Recorded data:
────────────────

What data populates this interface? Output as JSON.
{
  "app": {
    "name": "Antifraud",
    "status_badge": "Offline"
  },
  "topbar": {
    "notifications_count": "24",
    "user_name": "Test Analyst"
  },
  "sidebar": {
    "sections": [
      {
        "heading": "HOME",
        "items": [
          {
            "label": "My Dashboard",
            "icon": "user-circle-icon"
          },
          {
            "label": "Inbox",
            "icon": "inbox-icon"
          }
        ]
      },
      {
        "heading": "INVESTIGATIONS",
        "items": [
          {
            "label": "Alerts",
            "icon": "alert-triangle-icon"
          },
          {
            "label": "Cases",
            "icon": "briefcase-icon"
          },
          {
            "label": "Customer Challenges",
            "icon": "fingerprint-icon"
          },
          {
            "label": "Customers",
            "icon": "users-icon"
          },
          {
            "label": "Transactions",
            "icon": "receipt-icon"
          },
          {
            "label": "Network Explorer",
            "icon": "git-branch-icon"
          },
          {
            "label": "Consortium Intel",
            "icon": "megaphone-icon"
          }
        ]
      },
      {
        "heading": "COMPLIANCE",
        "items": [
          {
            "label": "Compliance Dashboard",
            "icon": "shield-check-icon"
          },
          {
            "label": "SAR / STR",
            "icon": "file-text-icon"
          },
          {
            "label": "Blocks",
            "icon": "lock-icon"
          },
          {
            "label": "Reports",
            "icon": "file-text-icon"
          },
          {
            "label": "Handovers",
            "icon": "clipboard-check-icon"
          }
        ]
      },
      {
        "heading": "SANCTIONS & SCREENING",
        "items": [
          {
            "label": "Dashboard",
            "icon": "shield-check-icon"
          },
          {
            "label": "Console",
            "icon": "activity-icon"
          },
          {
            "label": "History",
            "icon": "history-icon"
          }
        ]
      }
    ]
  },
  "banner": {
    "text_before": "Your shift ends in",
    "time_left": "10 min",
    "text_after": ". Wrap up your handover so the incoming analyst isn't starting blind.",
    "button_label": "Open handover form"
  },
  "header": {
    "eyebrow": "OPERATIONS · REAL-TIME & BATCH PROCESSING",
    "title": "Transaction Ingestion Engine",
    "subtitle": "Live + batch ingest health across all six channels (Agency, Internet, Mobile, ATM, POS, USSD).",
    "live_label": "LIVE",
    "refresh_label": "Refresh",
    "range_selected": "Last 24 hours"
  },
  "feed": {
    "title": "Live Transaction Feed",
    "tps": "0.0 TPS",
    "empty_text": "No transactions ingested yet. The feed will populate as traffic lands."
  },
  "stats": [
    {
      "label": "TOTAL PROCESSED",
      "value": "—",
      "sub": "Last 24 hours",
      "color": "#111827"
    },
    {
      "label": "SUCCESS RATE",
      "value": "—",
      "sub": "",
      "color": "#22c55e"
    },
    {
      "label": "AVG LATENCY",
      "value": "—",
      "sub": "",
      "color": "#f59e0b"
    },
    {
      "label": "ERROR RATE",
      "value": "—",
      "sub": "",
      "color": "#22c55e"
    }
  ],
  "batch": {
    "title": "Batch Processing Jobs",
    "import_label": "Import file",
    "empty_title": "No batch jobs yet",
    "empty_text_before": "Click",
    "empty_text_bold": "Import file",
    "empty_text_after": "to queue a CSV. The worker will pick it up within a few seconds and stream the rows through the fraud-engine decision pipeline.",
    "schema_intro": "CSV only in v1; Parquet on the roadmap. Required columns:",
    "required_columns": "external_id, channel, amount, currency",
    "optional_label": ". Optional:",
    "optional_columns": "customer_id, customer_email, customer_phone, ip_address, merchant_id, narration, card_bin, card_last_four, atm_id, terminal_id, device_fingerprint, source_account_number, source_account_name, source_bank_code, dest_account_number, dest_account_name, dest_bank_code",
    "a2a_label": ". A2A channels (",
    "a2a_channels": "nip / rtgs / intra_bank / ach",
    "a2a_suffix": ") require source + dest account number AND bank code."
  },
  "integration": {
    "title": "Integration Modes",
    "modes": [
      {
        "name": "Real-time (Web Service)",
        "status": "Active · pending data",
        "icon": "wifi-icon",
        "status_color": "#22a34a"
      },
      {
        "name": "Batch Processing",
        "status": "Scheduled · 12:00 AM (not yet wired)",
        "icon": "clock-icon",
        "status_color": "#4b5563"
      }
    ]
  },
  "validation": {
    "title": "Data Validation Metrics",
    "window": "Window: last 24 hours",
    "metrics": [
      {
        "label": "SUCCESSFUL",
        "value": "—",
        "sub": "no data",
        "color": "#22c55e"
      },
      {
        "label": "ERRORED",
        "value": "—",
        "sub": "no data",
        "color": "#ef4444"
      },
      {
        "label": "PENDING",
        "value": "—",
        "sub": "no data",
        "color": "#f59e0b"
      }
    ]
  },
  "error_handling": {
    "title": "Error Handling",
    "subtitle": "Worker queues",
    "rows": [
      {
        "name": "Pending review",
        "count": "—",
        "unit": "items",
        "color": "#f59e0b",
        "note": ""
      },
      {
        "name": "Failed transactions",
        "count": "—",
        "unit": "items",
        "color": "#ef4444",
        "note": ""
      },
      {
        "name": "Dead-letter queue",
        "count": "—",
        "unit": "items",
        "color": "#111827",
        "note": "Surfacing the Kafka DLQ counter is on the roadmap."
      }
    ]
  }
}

────────────────

▸ Problem requirements
Repeat every entry exactly, please.

▸ Answer for this exercise
What data populates this interface? Output as JSON.
{
  "app": {
    "name": "Antifraud",
    "status_badge": "Offline"
  },
  "topbar": {
    "notifications_count": "24",
    "user_name": "Test Analyst"
  },
  "sidebar": {
    "sections": [
      {
        "heading": "HOME",
        "items": [
          {
            "label": "My Dashboard",
            "icon": "user-circle-icon"
          },
          {
            "label": "Inbox",
            "icon": "inbox-icon"
          }
        ]
      },
      {
        "heading": "INVESTIGATIONS",
        "items": [
          {
            "label": "Alerts",
            "icon": "alert-triangle-icon"
          },
          {
            "label": "Cases",
            "icon": "briefcase-icon"
          },
          {
            "label": "Customer Challenges",
            "icon": "fingerprint-icon"
          },
          {
            "label": "Customers",
            "icon": "users-icon"
          },
          {
            "label": "Transactions",
            "icon": "receipt-icon"
          },
          {
            "label": "Network Explorer",
            "icon": "git-branch-icon"
          },
          {
            "label": "Consortium Intel",
            "icon": "megaphone-icon"
          }
        ]
      },
      {
        "heading": "COMPLIANCE",
        "items": [
          {
            "label": "Compliance Dashboard",
            "icon": "shield-check-icon"
          },
          {
            "label": "SAR / STR",
            "icon": "file-text-icon"
          },
          {
            "label": "Blocks",
            "icon": "lock-icon"
          },
          {
            "label": "Reports",
            "icon": "file-text-icon"
          },
          {
            "label": "Handovers",
            "icon": "clipboard-check-icon"
          }
        ]
      },
      {
        "heading": "SANCTIONS & SCREENING",
        "items": [
          {
            "label": "Dashboard",
            "icon": "shield-check-icon"
          },
          {
            "label": "Console",
            "icon": "activity-icon"
          },
          {
            "label": "History",
            "icon": "history-icon"
          }
        ]
      }
    ]
  },
  "banner": {
    "text_before": "Your shift ends in",
    "time_left": "10 min",
    "text_after": ". Wrap up your handover so the incoming analyst isn't starting blind.",
    "button_label": "Open handover form"
  },
  "header": {
    "eyebrow": "OPERATIONS · REAL-TIME & BATCH PROCESSING",
    "title": "Transaction Ingestion Engine",
    "subtitle": "Live + batch ingest health across all six channels (Agency, Internet, Mobile, ATM, POS, USSD).",
    "live_label": "LIVE",
    "refresh_label": "Refresh",
    "range_selected": "Last 24 hours"
  },
  "feed": {
    "title": "Live Transaction Feed",
    "tps": "0.0 TPS",
    "empty_text": "No transactions ingested yet. The feed will populate as traffic lands."
  },
  "stats": [
    {
      "label": "TOTAL PROCESSED",
      "value": "—",
      "sub": "Last 24 hours",
      "color": "#111827"
    },
    {
      "label": "SUCCESS RATE",
      "value": "—",
      "sub": "",
      "color": "#22c55e"
    },
    {
      "label": "AVG LATENCY",
      "value": "—",
      "sub": "",
      "color": "#f59e0b"
    },
    {
      "label": "ERROR RATE",
      "value": "—",
      "sub": "",
      "color": "#22c55e"
    }
  ],
  "batch": {
    "title": "Batch Processing Jobs",
    "import_label": "Import file",
    "empty_title": "No batch jobs yet",
    "empty_text_before": "Click",
    "empty_text_bold": "Import file",
    "empty_text_after": "to queue a CSV. The worker will pick it up within a few seconds and stream the rows through the fraud-engine decision pipeline.",
    "schema_intro": "CSV only in v1; Parquet on the roadmap. Required columns:",
    "required_columns": "external_id, channel, amount, currency",
    "optional_label": ". Optional:",
    "optional_columns": "customer_id, customer_email, customer_phone, ip_address, merchant_id, narration, card_bin, card_last_four, atm_id, terminal_id, device_fingerprint, source_account_number, source_account_name, source_bank_code, dest_account_number, dest_account_name, dest_bank_code",
    "a2a_label": ". A2A channels (",
    "a2a_channels": "nip / rtgs / intra_bank / ach",
    "a2a_suffix": ") require source + dest account number AND bank code."
  },
  "integration": {
    "title": "Integration Modes",
    "modes": [
      {
        "name": "Real-time (Web Service)",
        "status": "Active · pending data",
        "icon": "wifi-icon",
        "status_color": "#22a34a"
      },
      {
        "name": "Batch Processing",
        "status": "Scheduled · 12:00 AM (not yet wired)",
        "icon": "clock-icon",
        "status_color": "#4b5563"
      }
    ]
  },
  "validation": {
    "title": "Data Validation Metrics",
    "window": "Window: last 24 hours",
    "metrics": [
      {
        "label": "SUCCESSFUL",
        "value": "—",
        "sub": "no data",
        "color": "#22c55e"
      },
      {
        "label": "ERRORED",
        "value": "—",
        "sub": "no data",
        "color": "#ef4444"
      },
      {
        "label": "PENDING",
        "value": "—",
        "sub": "no data",
        "color": "#f59e0b"
      }
    ]
  },
  "error_handling": {
    "title": "Error Handling",
    "subtitle": "Worker queues",
    "rows": [
      {
        "name": "Pending review",
        "count": "—",
        "unit": "items",
        "color": "#f59e0b",
        "note": ""
      },
      {
        "name": "Failed transactions",
        "count": "—",
        "unit": "items",
        "color": "#ef4444",
        "note": ""
      },
      {
        "name": "Dead-letter queue",
        "count": "—",
        "unit": "items",
        "color": "#111827",
        "note": "Surfacing the Kafka DLQ counter is on the roadmap."
      }
    ]
  }
}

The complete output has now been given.